→ Data rows
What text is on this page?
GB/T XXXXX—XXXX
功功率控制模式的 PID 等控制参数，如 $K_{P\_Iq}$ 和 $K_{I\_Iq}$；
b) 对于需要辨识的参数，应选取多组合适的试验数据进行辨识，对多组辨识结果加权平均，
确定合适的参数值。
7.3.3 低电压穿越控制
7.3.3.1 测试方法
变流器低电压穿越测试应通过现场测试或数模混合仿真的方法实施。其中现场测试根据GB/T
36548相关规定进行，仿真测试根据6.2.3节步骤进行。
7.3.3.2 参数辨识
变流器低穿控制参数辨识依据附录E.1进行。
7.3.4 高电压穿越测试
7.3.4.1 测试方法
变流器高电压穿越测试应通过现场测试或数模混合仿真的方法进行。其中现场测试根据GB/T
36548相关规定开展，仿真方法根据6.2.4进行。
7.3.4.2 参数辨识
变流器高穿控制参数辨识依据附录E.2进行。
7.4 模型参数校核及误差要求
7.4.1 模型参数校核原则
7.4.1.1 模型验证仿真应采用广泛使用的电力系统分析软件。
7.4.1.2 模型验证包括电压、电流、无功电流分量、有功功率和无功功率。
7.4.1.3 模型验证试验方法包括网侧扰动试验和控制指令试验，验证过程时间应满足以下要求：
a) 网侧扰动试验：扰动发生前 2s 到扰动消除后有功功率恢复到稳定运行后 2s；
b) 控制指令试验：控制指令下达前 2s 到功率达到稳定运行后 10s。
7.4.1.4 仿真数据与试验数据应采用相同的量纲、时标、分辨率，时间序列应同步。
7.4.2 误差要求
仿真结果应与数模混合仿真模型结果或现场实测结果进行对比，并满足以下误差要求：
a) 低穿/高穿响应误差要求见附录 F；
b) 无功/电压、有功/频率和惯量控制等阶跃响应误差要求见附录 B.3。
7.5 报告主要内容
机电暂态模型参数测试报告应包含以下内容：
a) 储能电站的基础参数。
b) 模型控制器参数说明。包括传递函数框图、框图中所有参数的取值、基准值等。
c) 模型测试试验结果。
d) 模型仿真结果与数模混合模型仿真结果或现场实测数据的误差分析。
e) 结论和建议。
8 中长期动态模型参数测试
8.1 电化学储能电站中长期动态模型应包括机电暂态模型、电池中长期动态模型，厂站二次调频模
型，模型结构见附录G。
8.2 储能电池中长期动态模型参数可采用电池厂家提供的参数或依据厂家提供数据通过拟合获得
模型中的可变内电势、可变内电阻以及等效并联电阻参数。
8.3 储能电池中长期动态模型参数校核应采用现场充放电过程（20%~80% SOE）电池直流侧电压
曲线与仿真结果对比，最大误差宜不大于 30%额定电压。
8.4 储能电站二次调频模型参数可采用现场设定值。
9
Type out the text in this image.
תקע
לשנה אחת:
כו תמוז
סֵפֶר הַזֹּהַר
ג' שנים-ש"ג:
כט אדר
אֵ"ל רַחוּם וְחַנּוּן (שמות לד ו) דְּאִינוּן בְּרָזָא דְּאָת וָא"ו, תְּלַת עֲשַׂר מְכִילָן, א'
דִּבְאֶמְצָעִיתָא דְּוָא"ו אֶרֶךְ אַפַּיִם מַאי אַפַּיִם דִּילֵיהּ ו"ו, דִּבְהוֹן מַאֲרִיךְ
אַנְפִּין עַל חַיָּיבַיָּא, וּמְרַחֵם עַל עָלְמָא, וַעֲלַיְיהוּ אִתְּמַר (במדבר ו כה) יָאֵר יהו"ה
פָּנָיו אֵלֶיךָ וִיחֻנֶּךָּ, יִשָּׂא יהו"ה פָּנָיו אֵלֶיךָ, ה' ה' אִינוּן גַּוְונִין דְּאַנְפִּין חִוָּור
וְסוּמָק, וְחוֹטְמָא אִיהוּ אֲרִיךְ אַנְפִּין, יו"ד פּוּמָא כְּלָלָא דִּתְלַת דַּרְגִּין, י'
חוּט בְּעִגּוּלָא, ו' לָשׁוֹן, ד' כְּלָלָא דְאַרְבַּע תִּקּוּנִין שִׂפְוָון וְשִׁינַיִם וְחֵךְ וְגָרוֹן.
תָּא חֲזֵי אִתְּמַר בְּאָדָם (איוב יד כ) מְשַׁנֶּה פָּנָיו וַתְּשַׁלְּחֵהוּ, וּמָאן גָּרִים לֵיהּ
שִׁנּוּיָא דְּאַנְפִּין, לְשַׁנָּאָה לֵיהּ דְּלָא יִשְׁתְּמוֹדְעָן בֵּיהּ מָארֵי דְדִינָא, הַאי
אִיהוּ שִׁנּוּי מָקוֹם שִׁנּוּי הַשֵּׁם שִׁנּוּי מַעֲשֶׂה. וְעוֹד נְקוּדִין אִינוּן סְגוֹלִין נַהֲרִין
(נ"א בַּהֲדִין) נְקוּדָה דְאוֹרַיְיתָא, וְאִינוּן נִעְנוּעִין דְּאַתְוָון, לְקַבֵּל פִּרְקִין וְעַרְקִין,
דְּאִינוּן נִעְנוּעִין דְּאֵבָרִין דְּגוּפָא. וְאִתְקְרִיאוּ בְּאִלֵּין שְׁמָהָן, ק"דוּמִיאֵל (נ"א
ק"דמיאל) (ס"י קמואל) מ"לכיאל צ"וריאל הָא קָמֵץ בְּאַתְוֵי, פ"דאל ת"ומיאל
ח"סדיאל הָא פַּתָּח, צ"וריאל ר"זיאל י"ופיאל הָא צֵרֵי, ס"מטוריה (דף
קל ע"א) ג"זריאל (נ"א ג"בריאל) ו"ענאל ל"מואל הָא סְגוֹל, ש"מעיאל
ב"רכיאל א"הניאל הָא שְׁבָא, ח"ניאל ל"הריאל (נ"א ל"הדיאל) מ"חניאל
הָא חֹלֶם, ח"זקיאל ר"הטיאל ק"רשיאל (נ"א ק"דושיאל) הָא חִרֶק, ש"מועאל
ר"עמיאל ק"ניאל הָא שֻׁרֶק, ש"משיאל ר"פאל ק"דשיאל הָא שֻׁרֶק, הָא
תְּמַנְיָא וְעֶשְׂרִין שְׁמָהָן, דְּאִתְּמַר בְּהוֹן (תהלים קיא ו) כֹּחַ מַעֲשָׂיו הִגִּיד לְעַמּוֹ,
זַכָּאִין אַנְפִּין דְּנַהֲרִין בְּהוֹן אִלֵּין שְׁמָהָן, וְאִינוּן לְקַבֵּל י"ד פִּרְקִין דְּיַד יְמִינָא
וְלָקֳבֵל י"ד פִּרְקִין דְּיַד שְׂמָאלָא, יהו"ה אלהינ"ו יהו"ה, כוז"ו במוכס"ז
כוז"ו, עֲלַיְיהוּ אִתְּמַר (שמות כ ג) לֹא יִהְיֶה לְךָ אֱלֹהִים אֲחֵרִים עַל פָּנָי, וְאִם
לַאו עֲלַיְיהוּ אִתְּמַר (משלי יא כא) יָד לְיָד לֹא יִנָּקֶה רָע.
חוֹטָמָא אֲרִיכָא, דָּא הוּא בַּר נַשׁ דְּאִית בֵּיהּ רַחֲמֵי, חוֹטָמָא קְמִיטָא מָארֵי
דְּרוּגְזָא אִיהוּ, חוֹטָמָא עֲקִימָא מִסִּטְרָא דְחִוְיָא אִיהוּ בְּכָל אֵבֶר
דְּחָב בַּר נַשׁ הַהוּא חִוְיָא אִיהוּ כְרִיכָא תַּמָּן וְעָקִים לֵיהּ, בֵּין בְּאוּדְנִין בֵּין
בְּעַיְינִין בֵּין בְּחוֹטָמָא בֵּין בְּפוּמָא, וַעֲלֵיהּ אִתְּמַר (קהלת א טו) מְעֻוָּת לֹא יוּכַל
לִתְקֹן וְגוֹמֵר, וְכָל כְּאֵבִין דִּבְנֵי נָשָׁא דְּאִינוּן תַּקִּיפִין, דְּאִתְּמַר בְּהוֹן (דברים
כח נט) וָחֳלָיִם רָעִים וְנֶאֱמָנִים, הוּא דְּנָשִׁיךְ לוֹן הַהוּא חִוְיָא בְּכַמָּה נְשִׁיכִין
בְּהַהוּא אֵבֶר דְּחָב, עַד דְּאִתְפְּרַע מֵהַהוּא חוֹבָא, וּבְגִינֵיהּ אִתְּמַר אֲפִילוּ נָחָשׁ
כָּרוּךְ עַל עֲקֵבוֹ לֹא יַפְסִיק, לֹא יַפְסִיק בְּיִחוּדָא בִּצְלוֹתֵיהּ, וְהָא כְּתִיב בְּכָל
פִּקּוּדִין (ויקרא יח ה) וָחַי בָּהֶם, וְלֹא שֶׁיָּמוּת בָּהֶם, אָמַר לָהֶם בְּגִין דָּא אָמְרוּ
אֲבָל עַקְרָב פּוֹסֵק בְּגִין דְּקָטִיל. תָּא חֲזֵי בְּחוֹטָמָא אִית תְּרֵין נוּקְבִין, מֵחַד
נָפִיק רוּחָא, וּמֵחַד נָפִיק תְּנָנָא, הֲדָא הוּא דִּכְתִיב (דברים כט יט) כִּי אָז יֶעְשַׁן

→ Given task
Lines that hold "שמות" are the ones to copy; find all of them.

→ The response
אֵ"ל רַחוּם וְחַנּוּן (שמות לד ו) דְּאִינוּן בְּרָזָא דְּאָת וָא"ו, תְּלַת עֲשַׂר מְכִילָן, א'
כוז"ו, עֲלַיְיהוּ אִתְּמַר (שמות כ ג) לֹא יִהְיֶה לְךָ אֱלֹהִים אֲחֵרִים עַל פָּנָי, וְאִם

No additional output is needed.